## What to do
Please give the listing again in its entirety, exactly as written.

Extracted records:
^^^^^^^^

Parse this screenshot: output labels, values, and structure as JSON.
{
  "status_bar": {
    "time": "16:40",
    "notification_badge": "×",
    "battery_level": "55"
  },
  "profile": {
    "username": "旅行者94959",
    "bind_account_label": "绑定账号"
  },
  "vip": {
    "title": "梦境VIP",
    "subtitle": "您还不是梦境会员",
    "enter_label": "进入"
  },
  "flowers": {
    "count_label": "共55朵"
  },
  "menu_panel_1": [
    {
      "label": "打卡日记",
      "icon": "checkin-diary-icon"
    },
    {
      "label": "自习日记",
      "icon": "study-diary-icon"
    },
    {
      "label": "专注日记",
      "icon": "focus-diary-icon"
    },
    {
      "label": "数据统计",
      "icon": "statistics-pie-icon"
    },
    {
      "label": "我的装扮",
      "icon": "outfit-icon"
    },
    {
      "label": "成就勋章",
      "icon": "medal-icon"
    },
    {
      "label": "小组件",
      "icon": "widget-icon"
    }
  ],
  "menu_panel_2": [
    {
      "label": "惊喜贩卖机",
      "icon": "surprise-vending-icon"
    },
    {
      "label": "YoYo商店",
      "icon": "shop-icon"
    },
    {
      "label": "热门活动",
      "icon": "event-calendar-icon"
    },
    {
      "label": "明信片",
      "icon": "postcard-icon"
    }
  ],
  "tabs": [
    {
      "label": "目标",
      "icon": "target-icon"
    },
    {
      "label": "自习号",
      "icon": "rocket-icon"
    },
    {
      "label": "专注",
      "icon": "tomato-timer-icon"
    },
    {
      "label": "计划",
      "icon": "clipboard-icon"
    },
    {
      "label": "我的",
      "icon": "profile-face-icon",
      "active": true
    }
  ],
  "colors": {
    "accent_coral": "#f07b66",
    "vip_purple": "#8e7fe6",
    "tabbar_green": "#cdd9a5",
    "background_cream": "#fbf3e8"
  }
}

^^^^^^^^

## Completed task
Parse this screenshot: output labels, values, and structure as JSON.
{
  "status_bar": {
    "time": "16:40",
    "notification_badge": "×",
    "battery_level": "55"
  },
  "profile": {
    "username": "旅行者94959",
    "bind_account_label": "绑定账号"
  },
  "vip": {
    "title": "梦境VIP",
    "subtitle": "您还不是梦境会员",
    "enter_label": "进入"
  },
  "flowers": {
    "count_label": "共55朵"
  },
  "menu_panel_1": [
    {
      "label": "打卡日记",
      "icon": "checkin-diary-icon"
    },
    {
      "label": "自习日记",
      "icon": "study-diary-icon"
    },
    {
      "label": "专注日记",
      "icon": "focus-diary-icon"
    },
    {
      "label": "数据统计",
      "icon": "statistics-pie-icon"
    },
    {
      "label": "我的装扮",
      "icon": "outfit-icon"
    },
    {
      "label": "成就勋章",
      "icon": "medal-icon"
    },
    {
      "label": "小组件",
      "icon": "widget-icon"
    }
  ],
  "menu_panel_2": [
    {
      "label": "惊喜贩卖机",
      "icon": "surprise-vending-icon"
    },
    {
      "label": "YoYo商店",
      "icon": "shop-icon"
    },
    {
      "label": "热门活动",
      "icon": "event-calendar-icon"
    },
    {
      "label": "明信片",
      "icon": "postcard-icon"
    }
  ],
  "tabs": [
    {
      "label": "目标",
      "icon": "target-icon"
    },
    {
      "label": "自习号",
      "icon": "rocket-icon"
    },
    {
      "label": "专注",
      "icon": "tomato-timer-icon"
    },
    {
      "label": "计划",
      "icon": "clipboard-icon"
    },
    {
      "label": "我的",
      "icon": "profile-face-icon",
      "active": true
    }
  ],
  "colors": {
    "accent_coral": "#f07b66",
    "vip_purple": "#8e7fe6",
    "tabbar_green": "#cdd9a5",
    "background_cream": "#fbf3e8"
  }
}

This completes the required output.